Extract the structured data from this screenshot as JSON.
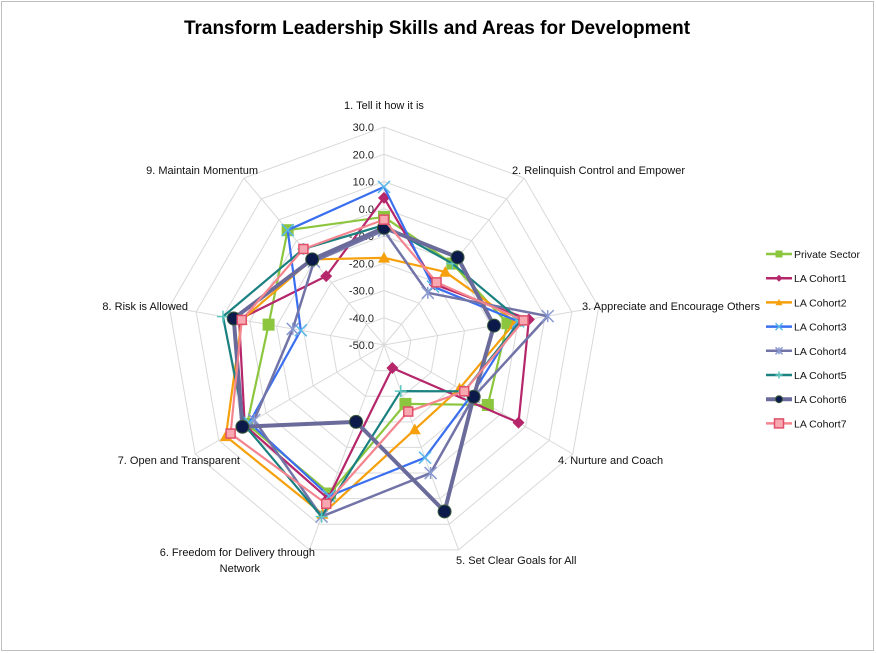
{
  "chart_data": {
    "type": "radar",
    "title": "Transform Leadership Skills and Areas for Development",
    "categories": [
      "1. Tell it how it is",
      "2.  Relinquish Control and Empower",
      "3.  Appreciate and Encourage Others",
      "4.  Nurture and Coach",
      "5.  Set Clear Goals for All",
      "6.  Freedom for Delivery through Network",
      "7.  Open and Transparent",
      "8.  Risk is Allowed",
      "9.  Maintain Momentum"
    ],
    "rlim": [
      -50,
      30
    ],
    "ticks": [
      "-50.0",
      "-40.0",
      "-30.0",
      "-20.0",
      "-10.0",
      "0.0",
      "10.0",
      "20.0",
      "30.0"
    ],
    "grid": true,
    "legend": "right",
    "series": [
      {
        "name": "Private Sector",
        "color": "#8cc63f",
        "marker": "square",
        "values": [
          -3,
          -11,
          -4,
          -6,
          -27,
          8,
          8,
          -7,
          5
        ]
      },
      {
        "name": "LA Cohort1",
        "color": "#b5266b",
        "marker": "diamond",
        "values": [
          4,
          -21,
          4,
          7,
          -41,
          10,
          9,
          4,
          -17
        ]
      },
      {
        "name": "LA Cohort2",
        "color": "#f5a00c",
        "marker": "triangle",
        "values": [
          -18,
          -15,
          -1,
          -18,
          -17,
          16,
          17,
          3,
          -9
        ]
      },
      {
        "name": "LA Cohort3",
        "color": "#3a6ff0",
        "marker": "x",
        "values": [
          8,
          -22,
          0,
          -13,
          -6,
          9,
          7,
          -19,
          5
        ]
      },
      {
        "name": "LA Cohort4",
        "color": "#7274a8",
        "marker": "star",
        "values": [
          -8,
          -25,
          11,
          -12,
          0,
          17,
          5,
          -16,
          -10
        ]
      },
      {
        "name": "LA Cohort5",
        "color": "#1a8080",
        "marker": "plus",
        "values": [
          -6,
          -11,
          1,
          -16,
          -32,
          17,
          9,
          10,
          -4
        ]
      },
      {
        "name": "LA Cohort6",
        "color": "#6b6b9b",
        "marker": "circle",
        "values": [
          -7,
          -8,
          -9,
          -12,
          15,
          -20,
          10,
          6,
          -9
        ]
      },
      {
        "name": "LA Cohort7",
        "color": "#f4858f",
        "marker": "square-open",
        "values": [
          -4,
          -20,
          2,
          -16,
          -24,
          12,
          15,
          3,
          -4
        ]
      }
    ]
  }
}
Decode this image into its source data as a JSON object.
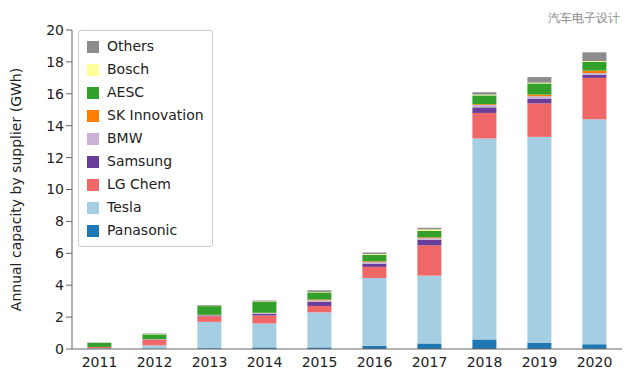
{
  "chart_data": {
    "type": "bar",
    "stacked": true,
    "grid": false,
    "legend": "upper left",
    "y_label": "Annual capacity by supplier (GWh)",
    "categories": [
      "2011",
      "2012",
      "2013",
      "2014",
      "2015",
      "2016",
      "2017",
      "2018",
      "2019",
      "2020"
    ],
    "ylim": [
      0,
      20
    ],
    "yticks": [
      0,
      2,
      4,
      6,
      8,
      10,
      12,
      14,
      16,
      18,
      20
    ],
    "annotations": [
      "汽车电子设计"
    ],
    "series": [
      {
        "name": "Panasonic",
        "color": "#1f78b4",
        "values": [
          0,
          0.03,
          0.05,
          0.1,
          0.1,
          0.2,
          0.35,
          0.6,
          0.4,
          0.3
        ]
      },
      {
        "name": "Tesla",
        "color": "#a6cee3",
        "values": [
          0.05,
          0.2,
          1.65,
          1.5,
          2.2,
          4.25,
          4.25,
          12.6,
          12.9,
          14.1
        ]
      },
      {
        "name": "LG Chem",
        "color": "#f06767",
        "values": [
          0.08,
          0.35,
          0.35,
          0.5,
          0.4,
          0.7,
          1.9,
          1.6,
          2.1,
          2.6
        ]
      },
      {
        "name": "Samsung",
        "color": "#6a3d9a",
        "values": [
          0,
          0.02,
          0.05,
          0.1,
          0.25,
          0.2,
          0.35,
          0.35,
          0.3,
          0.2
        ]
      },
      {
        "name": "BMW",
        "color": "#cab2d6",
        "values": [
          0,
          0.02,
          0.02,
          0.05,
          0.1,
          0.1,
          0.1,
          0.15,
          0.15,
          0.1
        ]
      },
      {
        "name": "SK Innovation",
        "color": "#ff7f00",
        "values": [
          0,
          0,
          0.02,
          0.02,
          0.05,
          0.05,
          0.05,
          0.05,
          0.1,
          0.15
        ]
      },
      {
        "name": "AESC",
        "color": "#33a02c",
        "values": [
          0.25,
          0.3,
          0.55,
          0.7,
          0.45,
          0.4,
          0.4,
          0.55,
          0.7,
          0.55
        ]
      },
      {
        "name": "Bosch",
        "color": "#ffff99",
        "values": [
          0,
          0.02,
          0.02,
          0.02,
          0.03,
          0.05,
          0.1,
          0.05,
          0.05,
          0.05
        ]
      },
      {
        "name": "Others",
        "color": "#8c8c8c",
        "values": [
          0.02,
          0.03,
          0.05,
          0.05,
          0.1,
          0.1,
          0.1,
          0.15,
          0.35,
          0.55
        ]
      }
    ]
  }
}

## [What to work on]
Write out each entry exactly as given, omitting any picture.

## [Result for this task]
Extract the structured data from this screenshot as JSON.
{
  "chart_data": {
    "type": "radar",
    "title": "Transform Leadership Skills and Areas for Development",
    "categories": [
      "1. Tell it how it is",
      "2.  Relinquish Control and Empower",
      "3.  Appreciate and Encourage Others",
      "4.  Nurture and Coach",
      "5.  Set Clear Goals for All",
      "6.  Freedom for Delivery through Network",
      "7.  Open and Transparent",
      "8.  Risk is Allowed",
      "9.  Maintain Momentum"
    ],
    "rlim": [
      -50,
      30
    ],
    "ticks": [
      "-50.0",
      "-40.0",
      "-30.0",
      "-20.0",
      "-10.0",
      "0.0",
      "10.0",
      "20.0",
      "30.0"
    ],
    "grid": true,
    "legend": "right",
    "series": [
      {
        "name": "Private Sector",
        "color": "#8cc63f",
        "marker": "square",
        "values": [
          -3,
          -11,
          -4,
          -6,
          -27,
          8,
          8,
          -7,
          5
        ]
      },
      {
        "name": "LA Cohort1",
        "color": "#b5266b",
        "marker": "diamond",
        "values": [
          4,
          -21,
          4,
          7,
          -41,
          10,
          9,
          4,
          -17
        ]
      },
      {
        "name": "LA Cohort2",
        "color": "#f5a00c",
        "marker": "triangle",
        "values": [
          -18,
          -15,
          -1,
          -18,
          -17,
          16,
          17,
          3,
          -9
        ]
      },
      {
        "name": "LA Cohort3",
        "color": "#3a6ff0",
        "marker": "x",
        "values": [
          8,
          -22,
          0,
          -13,
          -6,
          9,
          7,
          -19,
          5
        ]
      },
      {
        "name": "LA Cohort4",
        "color": "#7274a8",
        "marker": "star",
        "values": [
          -8,
          -25,
          11,
          -12,
          0,
          17,
          5,
          -16,
          -10
        ]
      },
      {
        "name": "LA Cohort5",
        "color": "#1a8080",
        "marker": "plus",
        "values": [
          -6,
          -11,
          1,
          -16,
          -32,
          17,
          9,
          10,
          -4
        ]
      },
      {
        "name": "LA Cohort6",
        "color": "#6b6b9b",
        "marker": "circle",
        "values": [
          -7,
          -8,
          -9,
          -12,
          15,
          -20,
          10,
          6,
          -9
        ]
      },
      {
        "name": "LA Cohort7",
        "color": "#f4858f",
        "marker": "square-open",
        "values": [
          -4,
          -20,
          2,
          -16,
          -24,
          12,
          15,
          3,
          -4
        ]
      }
    ]
  }
}
Decode this image into its source data as a JSON object.
{
  "chart_data": {
    "type": "bar",
    "stacked": true,
    "grid": false,
    "legend": "upper left",
    "y_label": "Annual capacity by supplier (GWh)",
    "categories": [
      "2011",
      "2012",
      "2013",
      "2014",
      "2015",
      "2016",
      "2017",
      "2018",
      "2019",
      "2020"
    ],
    "ylim": [
      0,
      20
    ],
    "yticks": [
      0,
      2,
      4,
      6,
      8,
      10,
      12,
      14,
      16,
      18,
      20
    ],
    "annotations": [
      "汽车电子设计"
    ],
    "series": [
      {
        "name": "Panasonic",
        "color": "#1f78b4",
        "values": [
          0,
          0.03,
          0.05,
          0.1,
          0.1,
          0.2,
          0.35,
          0.6,
          0.4,
          0.3
        ]
      },
      {
        "name": "Tesla",
        "color": "#a6cee3",
        "values": [
          0.05,
          0.2,
          1.65,
          1.5,
          2.2,
          4.25,
          4.25,
          12.6,
          12.9,
          14.1
        ]
      },
      {
        "name": "LG Chem",
        "color": "#f06767",
        "values": [
          0.08,
          0.35,
          0.35,
          0.5,
          0.4,
          0.7,
          1.9,
          1.6,
          2.1,
          2.6
        ]
      },
      {
        "name": "Samsung",
        "color": "#6a3d9a",
        "values": [
          0,
          0.02,
          0.05,
          0.1,
          0.25,
          0.2,
          0.35,
          0.35,
          0.3,
          0.2
        ]
      },
      {
        "name": "BMW",
        "color": "#cab2d6",
        "values": [
          0,
          0.02,
          0.02,
          0.05,
          0.1,
          0.1,
          0.1,
          0.15,
          0.15,
          0.1
        ]
      },
      {
        "name": "SK Innovation",
        "color": "#ff7f00",
        "values": [
          0,
          0,
          0.02,
          0.02,
          0.05,
          0.05,
          0.05,
          0.05,
          0.1,
          0.15
        ]
      },
      {
        "name": "AESC",
        "color": "#33a02c",
        "values": [
          0.25,
          0.3,
          0.55,
          0.7,
          0.45,
          0.4,
          0.4,
          0.55,
          0.7,
          0.55
        ]
      },
      {
        "name": "Bosch",
        "color": "#ffff99",
        "values": [
          0,
          0.02,
          0.02,
          0.02,
          0.03,
          0.05,
          0.1,
          0.05,
          0.05,
          0.05
        ]
      },
      {
        "name": "Others",
        "color": "#8c8c8c",
        "values": [
          0.02,
          0.03,
          0.05,
          0.05,
          0.1,
          0.1,
          0.1,
          0.15,
          0.35,
          0.55
        ]
      }
    ]
  }
}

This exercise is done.